---------- Supplied material ----------

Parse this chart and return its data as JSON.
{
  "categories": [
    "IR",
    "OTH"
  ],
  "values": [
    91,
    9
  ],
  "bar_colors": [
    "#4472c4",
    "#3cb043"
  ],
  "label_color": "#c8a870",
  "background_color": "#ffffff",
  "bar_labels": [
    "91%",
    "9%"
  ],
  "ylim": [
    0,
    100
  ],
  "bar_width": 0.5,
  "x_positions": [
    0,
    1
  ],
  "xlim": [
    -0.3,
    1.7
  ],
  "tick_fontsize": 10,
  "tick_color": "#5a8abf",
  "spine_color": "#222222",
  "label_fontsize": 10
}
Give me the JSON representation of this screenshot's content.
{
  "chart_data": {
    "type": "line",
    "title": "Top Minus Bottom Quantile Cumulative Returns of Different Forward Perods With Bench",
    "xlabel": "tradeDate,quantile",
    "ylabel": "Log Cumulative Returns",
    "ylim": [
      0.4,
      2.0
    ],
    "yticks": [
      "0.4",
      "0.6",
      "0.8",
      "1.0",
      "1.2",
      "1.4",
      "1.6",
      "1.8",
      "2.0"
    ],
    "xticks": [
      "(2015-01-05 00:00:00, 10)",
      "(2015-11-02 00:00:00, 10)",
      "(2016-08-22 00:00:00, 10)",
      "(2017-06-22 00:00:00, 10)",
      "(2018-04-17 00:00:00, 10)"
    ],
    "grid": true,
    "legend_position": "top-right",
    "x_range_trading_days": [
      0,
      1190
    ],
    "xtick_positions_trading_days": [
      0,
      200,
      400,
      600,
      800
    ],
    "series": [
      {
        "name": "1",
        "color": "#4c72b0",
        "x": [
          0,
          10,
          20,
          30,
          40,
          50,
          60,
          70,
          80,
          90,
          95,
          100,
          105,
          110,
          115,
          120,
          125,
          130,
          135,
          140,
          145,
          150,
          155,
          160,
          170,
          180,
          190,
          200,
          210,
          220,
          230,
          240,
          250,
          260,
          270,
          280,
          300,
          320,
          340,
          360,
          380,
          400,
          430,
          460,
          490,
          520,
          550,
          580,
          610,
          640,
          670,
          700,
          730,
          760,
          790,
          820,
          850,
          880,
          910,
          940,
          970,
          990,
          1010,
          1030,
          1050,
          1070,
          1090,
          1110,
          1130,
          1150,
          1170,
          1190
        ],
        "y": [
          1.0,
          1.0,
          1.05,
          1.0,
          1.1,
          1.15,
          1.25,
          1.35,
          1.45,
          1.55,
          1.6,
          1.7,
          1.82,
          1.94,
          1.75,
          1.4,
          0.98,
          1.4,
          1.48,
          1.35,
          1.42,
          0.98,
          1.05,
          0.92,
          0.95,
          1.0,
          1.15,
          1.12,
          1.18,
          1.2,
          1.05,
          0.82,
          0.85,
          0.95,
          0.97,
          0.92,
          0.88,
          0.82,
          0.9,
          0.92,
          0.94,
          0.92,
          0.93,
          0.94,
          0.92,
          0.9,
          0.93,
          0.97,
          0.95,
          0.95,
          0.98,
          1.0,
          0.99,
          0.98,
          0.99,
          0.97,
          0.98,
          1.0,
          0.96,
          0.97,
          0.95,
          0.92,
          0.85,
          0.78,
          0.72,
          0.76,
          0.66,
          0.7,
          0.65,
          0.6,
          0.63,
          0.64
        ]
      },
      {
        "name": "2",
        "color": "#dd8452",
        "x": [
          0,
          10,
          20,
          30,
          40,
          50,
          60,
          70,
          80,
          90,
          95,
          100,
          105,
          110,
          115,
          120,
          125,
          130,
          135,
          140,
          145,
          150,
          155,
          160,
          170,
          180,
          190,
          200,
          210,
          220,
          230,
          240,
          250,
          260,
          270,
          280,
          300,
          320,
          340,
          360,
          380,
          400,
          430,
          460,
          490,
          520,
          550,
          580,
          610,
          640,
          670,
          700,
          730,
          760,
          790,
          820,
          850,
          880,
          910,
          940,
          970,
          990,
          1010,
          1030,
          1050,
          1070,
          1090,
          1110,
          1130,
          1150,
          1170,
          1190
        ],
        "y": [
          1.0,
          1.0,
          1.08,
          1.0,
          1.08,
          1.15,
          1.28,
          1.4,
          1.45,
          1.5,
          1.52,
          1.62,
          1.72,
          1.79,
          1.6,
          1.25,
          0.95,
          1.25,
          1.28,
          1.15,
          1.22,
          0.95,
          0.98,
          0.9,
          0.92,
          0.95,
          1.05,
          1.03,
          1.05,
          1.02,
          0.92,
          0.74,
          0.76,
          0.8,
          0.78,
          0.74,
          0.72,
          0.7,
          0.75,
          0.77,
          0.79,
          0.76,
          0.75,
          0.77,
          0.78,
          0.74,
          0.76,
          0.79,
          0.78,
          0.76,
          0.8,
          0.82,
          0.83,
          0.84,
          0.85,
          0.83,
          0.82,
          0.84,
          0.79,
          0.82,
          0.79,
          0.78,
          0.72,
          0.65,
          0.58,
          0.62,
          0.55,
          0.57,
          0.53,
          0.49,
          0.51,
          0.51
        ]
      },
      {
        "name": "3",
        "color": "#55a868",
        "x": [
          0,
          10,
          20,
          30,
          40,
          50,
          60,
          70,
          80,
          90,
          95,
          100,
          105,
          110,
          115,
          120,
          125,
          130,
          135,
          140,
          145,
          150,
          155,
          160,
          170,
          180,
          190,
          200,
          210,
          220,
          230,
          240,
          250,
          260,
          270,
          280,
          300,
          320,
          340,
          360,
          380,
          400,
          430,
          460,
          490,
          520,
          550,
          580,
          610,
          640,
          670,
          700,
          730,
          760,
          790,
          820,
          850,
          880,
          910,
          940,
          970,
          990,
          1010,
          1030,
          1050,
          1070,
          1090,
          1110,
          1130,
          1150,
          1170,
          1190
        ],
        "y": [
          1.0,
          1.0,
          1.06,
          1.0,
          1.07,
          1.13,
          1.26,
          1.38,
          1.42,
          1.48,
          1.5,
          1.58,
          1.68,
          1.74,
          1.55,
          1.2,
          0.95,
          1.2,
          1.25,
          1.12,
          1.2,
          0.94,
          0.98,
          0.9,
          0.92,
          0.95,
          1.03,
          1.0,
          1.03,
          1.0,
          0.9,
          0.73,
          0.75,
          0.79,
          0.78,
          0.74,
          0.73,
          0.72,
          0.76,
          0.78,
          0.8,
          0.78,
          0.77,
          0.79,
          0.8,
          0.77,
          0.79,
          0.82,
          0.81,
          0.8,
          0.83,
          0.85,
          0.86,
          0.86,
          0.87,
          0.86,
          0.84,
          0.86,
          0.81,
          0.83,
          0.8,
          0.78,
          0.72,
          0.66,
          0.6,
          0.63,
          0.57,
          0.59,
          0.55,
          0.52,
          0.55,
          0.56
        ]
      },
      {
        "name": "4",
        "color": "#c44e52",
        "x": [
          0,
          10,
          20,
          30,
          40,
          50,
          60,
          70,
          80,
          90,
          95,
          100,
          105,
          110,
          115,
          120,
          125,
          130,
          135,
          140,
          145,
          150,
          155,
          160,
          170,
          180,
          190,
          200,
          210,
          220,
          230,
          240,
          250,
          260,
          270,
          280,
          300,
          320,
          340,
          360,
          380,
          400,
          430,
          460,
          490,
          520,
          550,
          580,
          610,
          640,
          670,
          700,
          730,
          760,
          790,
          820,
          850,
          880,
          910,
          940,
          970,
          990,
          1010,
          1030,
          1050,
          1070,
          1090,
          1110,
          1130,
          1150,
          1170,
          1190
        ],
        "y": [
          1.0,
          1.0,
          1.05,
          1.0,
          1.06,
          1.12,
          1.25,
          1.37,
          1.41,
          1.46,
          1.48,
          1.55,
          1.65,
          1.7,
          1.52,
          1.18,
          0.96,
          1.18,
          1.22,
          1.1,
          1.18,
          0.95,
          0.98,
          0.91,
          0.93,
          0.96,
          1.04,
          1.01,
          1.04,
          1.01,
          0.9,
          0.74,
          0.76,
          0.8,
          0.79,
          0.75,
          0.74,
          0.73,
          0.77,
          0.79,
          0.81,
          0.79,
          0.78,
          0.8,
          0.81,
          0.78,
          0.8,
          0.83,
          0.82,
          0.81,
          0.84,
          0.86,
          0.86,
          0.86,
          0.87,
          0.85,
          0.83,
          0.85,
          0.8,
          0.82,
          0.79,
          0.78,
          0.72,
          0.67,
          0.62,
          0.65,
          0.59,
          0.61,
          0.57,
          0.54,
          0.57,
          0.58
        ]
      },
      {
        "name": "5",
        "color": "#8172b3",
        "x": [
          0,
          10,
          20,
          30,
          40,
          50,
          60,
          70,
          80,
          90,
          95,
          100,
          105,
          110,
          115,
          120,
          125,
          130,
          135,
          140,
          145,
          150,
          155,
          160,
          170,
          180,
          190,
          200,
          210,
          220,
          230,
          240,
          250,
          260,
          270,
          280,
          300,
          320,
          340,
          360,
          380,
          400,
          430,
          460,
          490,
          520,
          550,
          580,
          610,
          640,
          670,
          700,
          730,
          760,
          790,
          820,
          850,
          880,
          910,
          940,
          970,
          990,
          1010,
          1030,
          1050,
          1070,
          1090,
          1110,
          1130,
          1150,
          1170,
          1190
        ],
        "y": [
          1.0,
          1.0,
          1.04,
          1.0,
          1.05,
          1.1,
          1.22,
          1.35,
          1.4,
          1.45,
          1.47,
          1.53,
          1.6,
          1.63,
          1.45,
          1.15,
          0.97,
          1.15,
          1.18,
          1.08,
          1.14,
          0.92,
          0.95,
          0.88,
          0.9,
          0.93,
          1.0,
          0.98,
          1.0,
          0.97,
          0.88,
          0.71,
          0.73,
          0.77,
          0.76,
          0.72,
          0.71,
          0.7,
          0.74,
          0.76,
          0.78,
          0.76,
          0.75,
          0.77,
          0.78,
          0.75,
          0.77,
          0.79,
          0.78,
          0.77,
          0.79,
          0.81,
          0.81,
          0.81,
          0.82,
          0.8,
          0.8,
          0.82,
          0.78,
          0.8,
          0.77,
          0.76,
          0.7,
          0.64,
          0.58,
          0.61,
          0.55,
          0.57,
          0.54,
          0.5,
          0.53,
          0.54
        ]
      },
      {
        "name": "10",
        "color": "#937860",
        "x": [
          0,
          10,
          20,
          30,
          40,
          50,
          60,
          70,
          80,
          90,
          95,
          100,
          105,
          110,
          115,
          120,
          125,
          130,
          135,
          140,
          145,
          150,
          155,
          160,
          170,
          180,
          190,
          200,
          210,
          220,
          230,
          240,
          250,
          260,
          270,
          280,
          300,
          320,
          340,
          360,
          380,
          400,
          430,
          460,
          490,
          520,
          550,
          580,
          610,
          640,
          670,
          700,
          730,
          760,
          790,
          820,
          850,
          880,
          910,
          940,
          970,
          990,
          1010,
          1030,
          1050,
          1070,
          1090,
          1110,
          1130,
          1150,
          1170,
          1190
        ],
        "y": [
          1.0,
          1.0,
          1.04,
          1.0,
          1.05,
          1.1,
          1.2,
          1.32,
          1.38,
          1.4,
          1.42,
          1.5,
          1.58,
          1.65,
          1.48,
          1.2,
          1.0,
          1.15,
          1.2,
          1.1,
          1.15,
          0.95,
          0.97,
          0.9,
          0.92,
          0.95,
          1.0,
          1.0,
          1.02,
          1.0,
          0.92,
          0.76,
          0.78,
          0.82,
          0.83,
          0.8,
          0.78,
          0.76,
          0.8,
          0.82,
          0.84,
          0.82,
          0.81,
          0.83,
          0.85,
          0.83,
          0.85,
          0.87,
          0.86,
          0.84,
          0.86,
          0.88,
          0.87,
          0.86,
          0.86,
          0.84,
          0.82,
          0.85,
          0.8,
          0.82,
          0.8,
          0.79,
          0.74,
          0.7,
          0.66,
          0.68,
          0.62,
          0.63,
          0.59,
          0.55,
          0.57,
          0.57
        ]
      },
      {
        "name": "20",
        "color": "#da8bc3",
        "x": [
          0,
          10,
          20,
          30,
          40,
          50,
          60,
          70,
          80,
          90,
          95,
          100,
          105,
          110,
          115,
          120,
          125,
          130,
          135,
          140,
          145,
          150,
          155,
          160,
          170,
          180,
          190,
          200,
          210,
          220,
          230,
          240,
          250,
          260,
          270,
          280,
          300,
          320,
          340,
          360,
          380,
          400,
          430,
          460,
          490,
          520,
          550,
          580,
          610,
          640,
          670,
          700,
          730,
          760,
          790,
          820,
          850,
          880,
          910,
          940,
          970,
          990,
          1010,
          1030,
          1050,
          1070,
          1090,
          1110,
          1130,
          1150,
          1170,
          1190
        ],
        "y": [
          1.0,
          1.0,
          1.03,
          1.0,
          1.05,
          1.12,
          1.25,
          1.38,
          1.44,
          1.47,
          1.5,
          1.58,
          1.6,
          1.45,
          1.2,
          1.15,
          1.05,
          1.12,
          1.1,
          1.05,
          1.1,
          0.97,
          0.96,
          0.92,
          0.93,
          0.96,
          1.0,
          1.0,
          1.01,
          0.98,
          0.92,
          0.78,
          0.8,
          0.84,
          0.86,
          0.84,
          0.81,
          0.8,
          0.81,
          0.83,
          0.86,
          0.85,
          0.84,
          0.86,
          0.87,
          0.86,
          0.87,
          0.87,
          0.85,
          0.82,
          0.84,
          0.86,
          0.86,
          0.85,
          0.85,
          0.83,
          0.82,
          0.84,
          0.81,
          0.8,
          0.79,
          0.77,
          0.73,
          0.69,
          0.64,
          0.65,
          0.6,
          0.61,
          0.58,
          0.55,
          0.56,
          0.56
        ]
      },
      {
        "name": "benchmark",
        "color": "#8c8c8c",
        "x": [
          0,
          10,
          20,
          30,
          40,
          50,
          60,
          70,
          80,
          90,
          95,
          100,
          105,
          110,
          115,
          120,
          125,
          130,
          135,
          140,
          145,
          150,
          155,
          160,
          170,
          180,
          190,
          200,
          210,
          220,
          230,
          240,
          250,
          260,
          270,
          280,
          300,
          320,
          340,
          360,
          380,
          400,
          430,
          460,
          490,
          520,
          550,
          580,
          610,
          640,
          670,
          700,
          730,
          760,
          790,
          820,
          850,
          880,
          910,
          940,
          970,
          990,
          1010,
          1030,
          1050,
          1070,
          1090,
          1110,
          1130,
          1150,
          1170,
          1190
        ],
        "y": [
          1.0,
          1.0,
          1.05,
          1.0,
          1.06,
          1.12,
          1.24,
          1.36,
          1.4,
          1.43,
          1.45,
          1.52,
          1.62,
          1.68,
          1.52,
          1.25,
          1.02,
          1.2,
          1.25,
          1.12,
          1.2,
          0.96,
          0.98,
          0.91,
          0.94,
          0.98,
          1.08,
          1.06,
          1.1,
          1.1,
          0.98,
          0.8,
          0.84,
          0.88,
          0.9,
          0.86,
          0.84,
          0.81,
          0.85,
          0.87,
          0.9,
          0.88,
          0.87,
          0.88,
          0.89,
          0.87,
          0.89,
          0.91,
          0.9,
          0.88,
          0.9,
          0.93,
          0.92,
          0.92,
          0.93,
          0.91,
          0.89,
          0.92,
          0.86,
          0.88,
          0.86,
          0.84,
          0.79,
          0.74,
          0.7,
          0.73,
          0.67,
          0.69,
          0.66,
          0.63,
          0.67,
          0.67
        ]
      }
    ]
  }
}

----------

Requirement →
Copy every line of the listing containing the string "Returns".

The response →
    "title": "Top Minus Bottom Quantile Cumulative Returns of Different Forward Perods With Bench",
    "ylabel": "Log Cumulative Returns",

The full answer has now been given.